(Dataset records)
-----
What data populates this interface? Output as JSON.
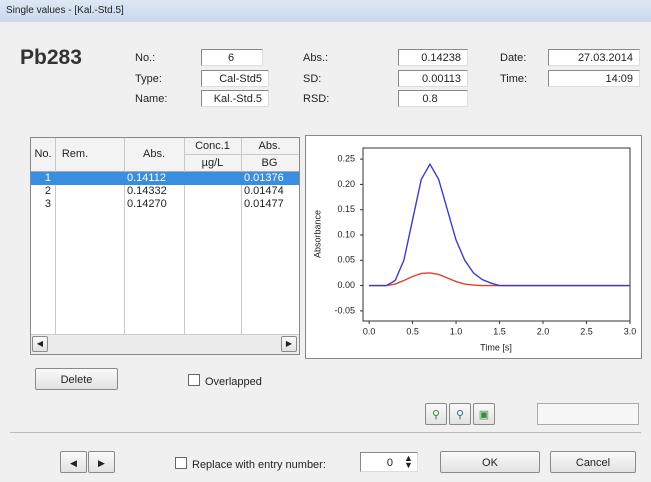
{
  "window": {
    "title": "Single values - [Kal.-Std.5]"
  },
  "sample": {
    "element": "Pb283",
    "fields": [
      {
        "label": "No.:",
        "value": "6"
      },
      {
        "label": "Type:",
        "value": "Cal-Std5"
      },
      {
        "label": "Name:",
        "value": "Kal.-Std.5"
      },
      {
        "label": "Abs.:",
        "value": "0.14238"
      },
      {
        "label": "SD:",
        "value": "0.00113"
      },
      {
        "label": "RSD:",
        "value": "0.8"
      },
      {
        "label": "Date:",
        "value": "27.03.2014"
      },
      {
        "label": "Time:",
        "value": "14:09"
      }
    ]
  },
  "table": {
    "headers": [
      "No.",
      "Rem.",
      "Abs.",
      "Conc.1",
      "µg/L",
      "Abs.",
      "BG"
    ],
    "rows": [
      {
        "no": "1",
        "abs": "0.14112",
        "bg": "0.01376"
      },
      {
        "no": "2",
        "abs": "0.14332",
        "bg": "0.01474"
      },
      {
        "no": "3",
        "abs": "0.14270",
        "bg": "0.01477"
      }
    ]
  },
  "buttons": {
    "delete": "Delete",
    "ok": "OK",
    "cancel": "Cancel"
  },
  "checkboxes": {
    "overlapped": "Overlapped",
    "replace": "Replace with entry number:"
  },
  "entry_number": "0",
  "chart_data": {
    "type": "line",
    "x_label": "Time [s]",
    "y_label": "Absorbance",
    "x": [
      0,
      0.2,
      0.3,
      0.4,
      0.5,
      0.6,
      0.7,
      0.8,
      0.9,
      1.0,
      1.1,
      1.2,
      1.3,
      1.4,
      1.5,
      2.0,
      2.5,
      3.0
    ],
    "series": [
      {
        "color": "#3c3cc8",
        "values": [
          0,
          0,
          0.01,
          0.05,
          0.13,
          0.21,
          0.24,
          0.21,
          0.15,
          0.09,
          0.05,
          0.025,
          0.012,
          0.005,
          0,
          0,
          0,
          0
        ]
      },
      {
        "color": "#e0402c",
        "values": [
          0,
          0,
          0.003,
          0.01,
          0.018,
          0.024,
          0.025,
          0.022,
          0.015,
          0.008,
          0.003,
          0.001,
          0,
          0,
          0,
          0,
          0,
          0
        ]
      }
    ],
    "xlim": [
      -0.07,
      3.0
    ],
    "xticks": [
      {
        "value": 0,
        "label": "0.0"
      },
      0.5,
      {
        "value": 1,
        "label": "1.0"
      },
      1.5,
      {
        "value": 2,
        "label": "2.0"
      },
      2.5,
      {
        "value": 3,
        "label": "3.0"
      }
    ],
    "ylim": [
      -0.07,
      0.272
    ],
    "yticks": [
      -0.05,
      {
        "value": 0,
        "label": "0.00"
      },
      0.05,
      {
        "value": 0.1,
        "label": "0.10"
      },
      0.15,
      {
        "value": 0.2,
        "label": "0.20"
      },
      0.25
    ]
  }
}
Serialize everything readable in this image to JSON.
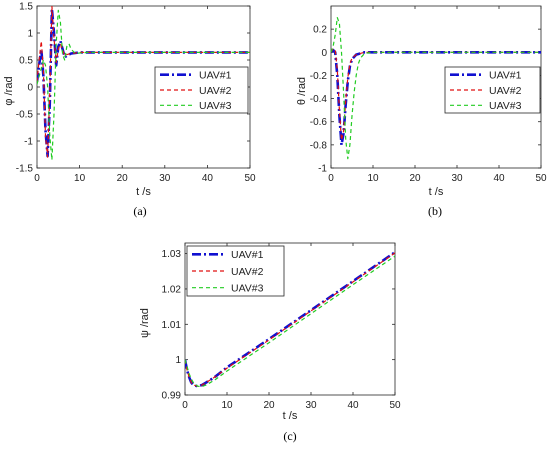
{
  "chart_data": [
    {
      "type": "line",
      "panel_label": "(a)",
      "xlabel": "t /s",
      "ylabel": "φ /rad",
      "xlim": [
        0,
        50
      ],
      "ylim": [
        -1.5,
        1.5
      ],
      "xticks": [
        0,
        10,
        20,
        30,
        40,
        50
      ],
      "yticks": [
        -1.5,
        -1,
        -0.5,
        0,
        0.5,
        1,
        1.5
      ],
      "xtick_labels": [
        "0",
        "10",
        "20",
        "30",
        "40",
        "50"
      ],
      "ytick_labels": [
        "-1.5",
        "-1",
        "-0.5",
        "0",
        "0.5",
        "1",
        "1.5"
      ],
      "grid": false,
      "legend_position": "right",
      "series": [
        {
          "name": "UAV#1",
          "color": "#1010d0",
          "dash": "9,3,2,3",
          "width": 2.6,
          "x": [
            0,
            0.5,
            1,
            1.5,
            2,
            2.5,
            3,
            3.5,
            4,
            4.5,
            5,
            5.5,
            6,
            6.5,
            7,
            8,
            9,
            10,
            12,
            15,
            20,
            30,
            40,
            50
          ],
          "y": [
            0.1,
            0.4,
            0.7,
            0.2,
            -0.8,
            -1.28,
            -0.3,
            1.45,
            1.0,
            0.4,
            0.75,
            0.85,
            0.7,
            0.55,
            0.58,
            0.62,
            0.63,
            0.64,
            0.64,
            0.64,
            0.64,
            0.64,
            0.64,
            0.64
          ]
        },
        {
          "name": "UAV#2",
          "color": "#e01010",
          "dash": "4,3",
          "width": 1.2,
          "x": [
            0,
            0.5,
            1,
            1.5,
            2,
            2.5,
            3,
            3.5,
            4,
            4.5,
            5,
            5.5,
            6,
            6.5,
            7,
            8,
            9,
            10,
            12,
            15,
            20,
            30,
            40,
            50
          ],
          "y": [
            0.1,
            0.5,
            0.85,
            0.3,
            -0.9,
            -1.3,
            -0.1,
            1.5,
            0.9,
            0.45,
            0.7,
            0.8,
            0.68,
            0.58,
            0.6,
            0.62,
            0.63,
            0.64,
            0.64,
            0.64,
            0.64,
            0.64,
            0.64,
            0.64
          ]
        },
        {
          "name": "UAV#3",
          "color": "#22cc22",
          "dash": "4,3",
          "width": 1.2,
          "x": [
            0,
            0.5,
            1,
            1.5,
            2,
            2.5,
            3,
            3.5,
            4,
            4.5,
            5,
            5.5,
            6,
            6.5,
            7,
            7.5,
            8,
            9,
            10,
            12,
            15,
            20,
            30,
            40,
            50
          ],
          "y": [
            0.05,
            0.2,
            0.35,
            0.5,
            0.4,
            0.0,
            -0.9,
            -1.35,
            -0.5,
            0.8,
            1.42,
            1.2,
            0.6,
            0.5,
            0.75,
            0.8,
            0.7,
            0.62,
            0.63,
            0.64,
            0.64,
            0.64,
            0.64,
            0.64,
            0.64
          ]
        }
      ]
    },
    {
      "type": "line",
      "panel_label": "(b)",
      "xlabel": "t /s",
      "ylabel": "θ /rad",
      "xlim": [
        0,
        50
      ],
      "ylim": [
        -1,
        0.4
      ],
      "xticks": [
        0,
        10,
        20,
        30,
        40,
        50
      ],
      "yticks": [
        -1,
        -0.8,
        -0.6,
        -0.4,
        -0.2,
        0,
        0.2
      ],
      "xtick_labels": [
        "0",
        "10",
        "20",
        "30",
        "40",
        "50"
      ],
      "ytick_labels": [
        "-1",
        "-0.8",
        "-0.6",
        "-0.4",
        "-0.2",
        "0",
        "0.2"
      ],
      "grid": false,
      "legend_position": "right",
      "series": [
        {
          "name": "UAV#1",
          "color": "#1010d0",
          "dash": "9,3,2,3",
          "width": 2.6,
          "x": [
            0,
            0.5,
            1,
            1.5,
            2,
            2.5,
            3,
            3.5,
            4,
            4.5,
            5,
            6,
            7,
            8,
            10,
            20,
            30,
            40,
            50
          ],
          "y": [
            0,
            0.02,
            0.0,
            -0.2,
            -0.55,
            -0.8,
            -0.7,
            -0.45,
            -0.25,
            -0.12,
            -0.06,
            -0.02,
            -0.01,
            0,
            0,
            0,
            0,
            0,
            0
          ]
        },
        {
          "name": "UAV#2",
          "color": "#e01010",
          "dash": "4,3",
          "width": 1.2,
          "x": [
            0,
            0.5,
            1,
            1.5,
            2,
            2.5,
            3,
            3.5,
            4,
            4.5,
            5,
            6,
            7,
            8,
            10,
            20,
            30,
            40,
            50
          ],
          "y": [
            0,
            0.03,
            0.02,
            -0.15,
            -0.5,
            -0.76,
            -0.68,
            -0.42,
            -0.22,
            -0.1,
            -0.05,
            -0.02,
            -0.01,
            0,
            0,
            0,
            0,
            0,
            0
          ]
        },
        {
          "name": "UAV#3",
          "color": "#22cc22",
          "dash": "4,3",
          "width": 1.2,
          "x": [
            0,
            0.5,
            1,
            1.5,
            2,
            2.5,
            3,
            3.5,
            4,
            4.5,
            5,
            5.5,
            6,
            6.5,
            7,
            8,
            10,
            20,
            30,
            40,
            50
          ],
          "y": [
            0,
            0.05,
            0.15,
            0.3,
            0.25,
            0.0,
            -0.35,
            -0.75,
            -0.92,
            -0.8,
            -0.55,
            -0.35,
            -0.2,
            -0.1,
            -0.05,
            -0.01,
            0,
            0,
            0,
            0,
            0
          ]
        }
      ]
    },
    {
      "type": "line",
      "panel_label": "(c)",
      "xlabel": "t /s",
      "ylabel": "ψ /rad",
      "xlim": [
        0,
        50
      ],
      "ylim": [
        0.99,
        1.033
      ],
      "xticks": [
        0,
        10,
        20,
        30,
        40,
        50
      ],
      "yticks": [
        0.99,
        1,
        1.01,
        1.02,
        1.03
      ],
      "xtick_labels": [
        "0",
        "10",
        "20",
        "30",
        "40",
        "50"
      ],
      "ytick_labels": [
        "0.99",
        "1",
        "1.01",
        "1.02",
        "1.03"
      ],
      "grid": false,
      "legend_position": "top-left",
      "series": [
        {
          "name": "UAV#1",
          "color": "#1010d0",
          "dash": "9,3,2,3",
          "width": 2.6,
          "x": [
            0,
            0.5,
            1,
            1.5,
            2,
            3,
            4,
            5,
            7,
            10,
            20,
            30,
            40,
            50
          ],
          "y": [
            1.0,
            0.997,
            0.995,
            0.9935,
            0.9928,
            0.9925,
            0.9928,
            0.9935,
            0.995,
            0.9978,
            1.0058,
            1.014,
            1.0222,
            1.0304
          ]
        },
        {
          "name": "UAV#2",
          "color": "#e01010",
          "dash": "4,3",
          "width": 1.2,
          "x": [
            0,
            0.5,
            1,
            1.5,
            2,
            3,
            4,
            5,
            7,
            10,
            20,
            30,
            40,
            50
          ],
          "y": [
            1.0,
            0.997,
            0.995,
            0.9935,
            0.9928,
            0.9925,
            0.9928,
            0.9935,
            0.995,
            0.9976,
            1.0056,
            1.0138,
            1.022,
            1.0302
          ]
        },
        {
          "name": "UAV#3",
          "color": "#22cc22",
          "dash": "4,3",
          "width": 1.2,
          "x": [
            0,
            0.5,
            1,
            1.5,
            2,
            3,
            4,
            5,
            7,
            10,
            20,
            30,
            40,
            50
          ],
          "y": [
            1.0,
            0.998,
            0.996,
            0.9945,
            0.9935,
            0.9925,
            0.9924,
            0.9928,
            0.9942,
            0.9968,
            1.0048,
            1.013,
            1.0212,
            1.0293
          ]
        }
      ]
    }
  ]
}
-----
Your task is to gather every line with the word "JSON" and copy it.

What data populates this interface? Output as JSON.
Serialize everything readable in this image to JSON.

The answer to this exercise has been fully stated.